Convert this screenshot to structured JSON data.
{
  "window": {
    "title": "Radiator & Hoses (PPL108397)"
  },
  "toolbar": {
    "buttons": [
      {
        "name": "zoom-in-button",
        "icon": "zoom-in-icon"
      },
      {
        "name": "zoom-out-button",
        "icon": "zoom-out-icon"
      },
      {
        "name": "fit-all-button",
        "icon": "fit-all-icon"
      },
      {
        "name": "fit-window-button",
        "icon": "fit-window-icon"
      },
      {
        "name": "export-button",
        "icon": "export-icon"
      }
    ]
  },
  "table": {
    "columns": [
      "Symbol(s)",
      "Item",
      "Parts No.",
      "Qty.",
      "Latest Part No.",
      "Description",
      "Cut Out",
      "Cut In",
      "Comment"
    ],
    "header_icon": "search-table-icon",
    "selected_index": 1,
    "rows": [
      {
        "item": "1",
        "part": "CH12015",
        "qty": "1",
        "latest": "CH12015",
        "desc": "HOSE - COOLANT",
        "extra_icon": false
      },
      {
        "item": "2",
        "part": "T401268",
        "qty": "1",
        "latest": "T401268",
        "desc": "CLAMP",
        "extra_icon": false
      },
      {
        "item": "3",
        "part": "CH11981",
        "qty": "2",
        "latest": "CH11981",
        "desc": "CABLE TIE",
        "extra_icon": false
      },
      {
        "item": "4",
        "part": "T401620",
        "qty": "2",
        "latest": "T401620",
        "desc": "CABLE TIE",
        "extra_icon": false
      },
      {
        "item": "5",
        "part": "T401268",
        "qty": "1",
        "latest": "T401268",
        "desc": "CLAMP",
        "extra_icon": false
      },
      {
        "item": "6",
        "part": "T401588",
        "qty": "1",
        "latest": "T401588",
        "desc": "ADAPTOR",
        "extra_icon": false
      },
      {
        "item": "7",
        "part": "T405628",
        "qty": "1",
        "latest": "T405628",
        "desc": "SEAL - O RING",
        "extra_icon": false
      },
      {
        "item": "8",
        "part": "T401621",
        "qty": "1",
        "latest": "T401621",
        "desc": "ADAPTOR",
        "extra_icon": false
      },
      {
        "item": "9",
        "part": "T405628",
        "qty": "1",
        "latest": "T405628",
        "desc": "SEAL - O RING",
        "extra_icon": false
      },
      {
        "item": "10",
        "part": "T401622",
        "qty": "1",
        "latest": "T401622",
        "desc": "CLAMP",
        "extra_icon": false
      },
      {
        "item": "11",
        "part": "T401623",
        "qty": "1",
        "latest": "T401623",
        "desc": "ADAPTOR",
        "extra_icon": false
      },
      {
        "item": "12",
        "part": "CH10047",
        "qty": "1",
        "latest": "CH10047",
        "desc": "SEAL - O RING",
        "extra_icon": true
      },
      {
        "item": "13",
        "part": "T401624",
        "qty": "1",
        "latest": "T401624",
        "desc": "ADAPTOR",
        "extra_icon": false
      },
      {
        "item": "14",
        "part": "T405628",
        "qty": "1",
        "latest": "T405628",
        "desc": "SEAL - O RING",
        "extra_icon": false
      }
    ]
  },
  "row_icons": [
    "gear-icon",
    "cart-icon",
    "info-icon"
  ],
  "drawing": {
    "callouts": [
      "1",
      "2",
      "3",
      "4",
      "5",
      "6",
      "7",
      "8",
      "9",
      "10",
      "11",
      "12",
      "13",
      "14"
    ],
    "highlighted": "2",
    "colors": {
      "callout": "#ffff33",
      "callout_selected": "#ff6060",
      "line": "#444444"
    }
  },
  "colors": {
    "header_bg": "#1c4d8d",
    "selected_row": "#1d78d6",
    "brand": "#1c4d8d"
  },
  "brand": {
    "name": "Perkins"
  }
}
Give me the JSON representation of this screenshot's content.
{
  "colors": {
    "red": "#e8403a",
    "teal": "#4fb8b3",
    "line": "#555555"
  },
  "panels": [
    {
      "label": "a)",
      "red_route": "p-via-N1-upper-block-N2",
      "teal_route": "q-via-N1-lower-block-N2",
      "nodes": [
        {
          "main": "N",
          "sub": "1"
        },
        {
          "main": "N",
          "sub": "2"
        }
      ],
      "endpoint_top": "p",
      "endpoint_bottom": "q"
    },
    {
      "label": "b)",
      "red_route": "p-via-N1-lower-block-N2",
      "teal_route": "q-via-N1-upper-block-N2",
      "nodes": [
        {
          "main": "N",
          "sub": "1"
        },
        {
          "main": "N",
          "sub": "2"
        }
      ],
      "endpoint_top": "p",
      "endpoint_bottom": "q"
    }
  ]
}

Request :: Give the data again, exactly as it stands.

Task response ::
Convert this screenshot to structured JSON data.
{
  "window": {
    "title": "Radiator & Hoses (PPL108397)"
  },
  "toolbar": {
    "buttons": [
      {
        "name": "zoom-in-button",
        "icon": "zoom-in-icon"
      },
      {
        "name": "zoom-out-button",
        "icon": "zoom-out-icon"
      },
      {
        "name": "fit-all-button",
        "icon": "fit-all-icon"
      },
      {
        "name": "fit-window-button",
        "icon": "fit-window-icon"
      },
      {
        "name": "export-button",
        "icon": "export-icon"
      }
    ]
  },
  "table": {
    "columns": [
      "Symbol(s)",
      "Item",
      "Parts No.",
      "Qty.",
      "Latest Part No.",
      "Description",
      "Cut Out",
      "Cut In",
      "Comment"
    ],
    "header_icon": "search-table-icon",
    "selected_index": 1,
    "rows": [
      {
        "item": "1",
        "part": "CH12015",
        "qty": "1",
        "latest": "CH12015",
        "desc": "HOSE - COOLANT",
        "extra_icon": false
      },
      {
        "item": "2",
        "part": "T401268",
        "qty": "1",
        "latest": "T401268",
        "desc": "CLAMP",
        "extra_icon": false
      },
      {
        "item": "3",
        "part": "CH11981",
        "qty": "2",
        "latest": "CH11981",
        "desc": "CABLE TIE",
        "extra_icon": false
      },
      {
        "item": "4",
        "part": "T401620",
        "qty": "2",
        "latest": "T401620",
        "desc": "CABLE TIE",
        "extra_icon": false
      },
      {
        "item": "5",
        "part": "T401268",
        "qty": "1",
        "latest": "T401268",
        "desc": "CLAMP",
        "extra_icon": false
      },
      {
        "item": "6",
        "part": "T401588",
        "qty": "1",
        "latest": "T401588",
        "desc": "ADAPTOR",
        "extra_icon": false
      },
      {
        "item": "7",
        "part": "T405628",
        "qty": "1",
        "latest": "T405628",
        "desc": "SEAL - O RING",
        "extra_icon": false
      },
      {
        "item": "8",
        "part": "T401621",
        "qty": "1",
        "latest": "T401621",
        "desc": "ADAPTOR",
        "extra_icon": false
      },
      {
        "item": "9",
        "part": "T405628",
        "qty": "1",
        "latest": "T405628",
        "desc": "SEAL - O RING",
        "extra_icon": false
      },
      {
        "item": "10",
        "part": "T401622",
        "qty": "1",
        "latest": "T401622",
        "desc": "CLAMP",
        "extra_icon": false
      },
      {
        "item": "11",
        "part": "T401623",
        "qty": "1",
        "latest": "T401623",
        "desc": "ADAPTOR",
        "extra_icon": false
      },
      {
        "item": "12",
        "part": "CH10047",
        "qty": "1",
        "latest": "CH10047",
        "desc": "SEAL - O RING",
        "extra_icon": true
      },
      {
        "item": "13",
        "part": "T401624",
        "qty": "1",
        "latest": "T401624",
        "desc": "ADAPTOR",
        "extra_icon": false
      },
      {
        "item": "14",
        "part": "T405628",
        "qty": "1",
        "latest": "T405628",
        "desc": "SEAL - O RING",
        "extra_icon": false
      }
    ]
  },
  "row_icons": [
    "gear-icon",
    "cart-icon",
    "info-icon"
  ],
  "drawing": {
    "callouts": [
      "1",
      "2",
      "3",
      "4",
      "5",
      "6",
      "7",
      "8",
      "9",
      "10",
      "11",
      "12",
      "13",
      "14"
    ],
    "highlighted": "2",
    "colors": {
      "callout": "#ffff33",
      "callout_selected": "#ff6060",
      "line": "#444444"
    }
  },
  "colors": {
    "header_bg": "#1c4d8d",
    "selected_row": "#1d78d6",
    "brand": "#1c4d8d"
  },
  "brand": {
    "name": "Perkins"
  }
}
Give me the JSON representation of this screenshot's content.
{
  "colors": {
    "red": "#e8403a",
    "teal": "#4fb8b3",
    "line": "#555555"
  },
  "panels": [
    {
      "label": "a)",
      "red_route": "p-via-N1-upper-block-N2",
      "teal_route": "q-via-N1-lower-block-N2",
      "nodes": [
        {
          "main": "N",
          "sub": "1"
        },
        {
          "main": "N",
          "sub": "2"
        }
      ],
      "endpoint_top": "p",
      "endpoint_bottom": "q"
    },
    {
      "label": "b)",
      "red_route": "p-via-N1-lower-block-N2",
      "teal_route": "q-via-N1-upper-block-N2",
      "nodes": [
        {
          "main": "N",
          "sub": "1"
        },
        {
          "main": "N",
          "sub": "2"
        }
      ],
      "endpoint_top": "p",
      "endpoint_bottom": "q"
    }
  ]
}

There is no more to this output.